OBJECTIVE: Without the images, print all the entries below exactly as given.

DATA ROWS:
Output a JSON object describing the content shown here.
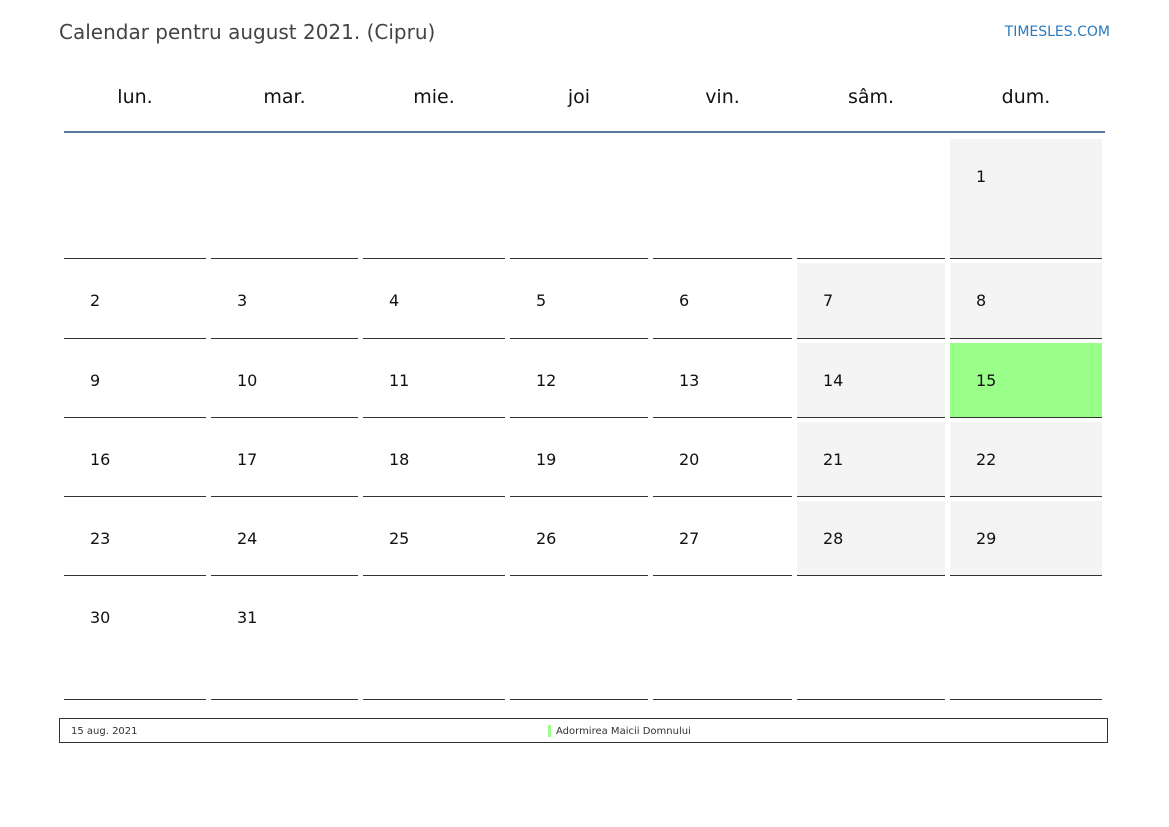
{
  "header": {
    "title": "Calendar pentru august 2021. (Cipru)",
    "brand": "TIMESLES.COM"
  },
  "weekdays": [
    "lun.",
    "mar.",
    "mie.",
    "joi",
    "vin.",
    "sâm.",
    "dum."
  ],
  "weeks": [
    [
      "",
      "",
      "",
      "",
      "",
      "",
      "1"
    ],
    [
      "2",
      "3",
      "4",
      "5",
      "6",
      "7",
      "8"
    ],
    [
      "9",
      "10",
      "11",
      "12",
      "13",
      "14",
      "15"
    ],
    [
      "16",
      "17",
      "18",
      "19",
      "20",
      "21",
      "22"
    ],
    [
      "23",
      "24",
      "25",
      "26",
      "27",
      "28",
      "29"
    ],
    [
      "30",
      "31",
      "",
      "",
      "",
      "",
      ""
    ]
  ],
  "holidays": [
    {
      "day": "15",
      "date": "15 aug. 2021",
      "name": "Adormirea Maicii Domnului",
      "color": "#99ff88"
    }
  ],
  "colors": {
    "weekend": "#f4f4f4",
    "holiday": "#99ff88",
    "header_line": "#5a7aa0",
    "brand": "#2a7ac0"
  }
}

COMPLETE RESPONSE:
Output a JSON object describing the content shown here.
{
  "header": {
    "title": "Calendar pentru august 2021. (Cipru)",
    "brand": "TIMESLES.COM"
  },
  "weekdays": [
    "lun.",
    "mar.",
    "mie.",
    "joi",
    "vin.",
    "sâm.",
    "dum."
  ],
  "weeks": [
    [
      "",
      "",
      "",
      "",
      "",
      "",
      "1"
    ],
    [
      "2",
      "3",
      "4",
      "5",
      "6",
      "7",
      "8"
    ],
    [
      "9",
      "10",
      "11",
      "12",
      "13",
      "14",
      "15"
    ],
    [
      "16",
      "17",
      "18",
      "19",
      "20",
      "21",
      "22"
    ],
    [
      "23",
      "24",
      "25",
      "26",
      "27",
      "28",
      "29"
    ],
    [
      "30",
      "31",
      "",
      "",
      "",
      "",
      ""
    ]
  ],
  "holidays": [
    {
      "day": "15",
      "date": "15 aug. 2021",
      "name": "Adormirea Maicii Domnului",
      "color": "#99ff88"
    }
  ],
  "colors": {
    "weekend": "#f4f4f4",
    "holiday": "#99ff88",
    "header_line": "#5a7aa0",
    "brand": "#2a7ac0"
  }
}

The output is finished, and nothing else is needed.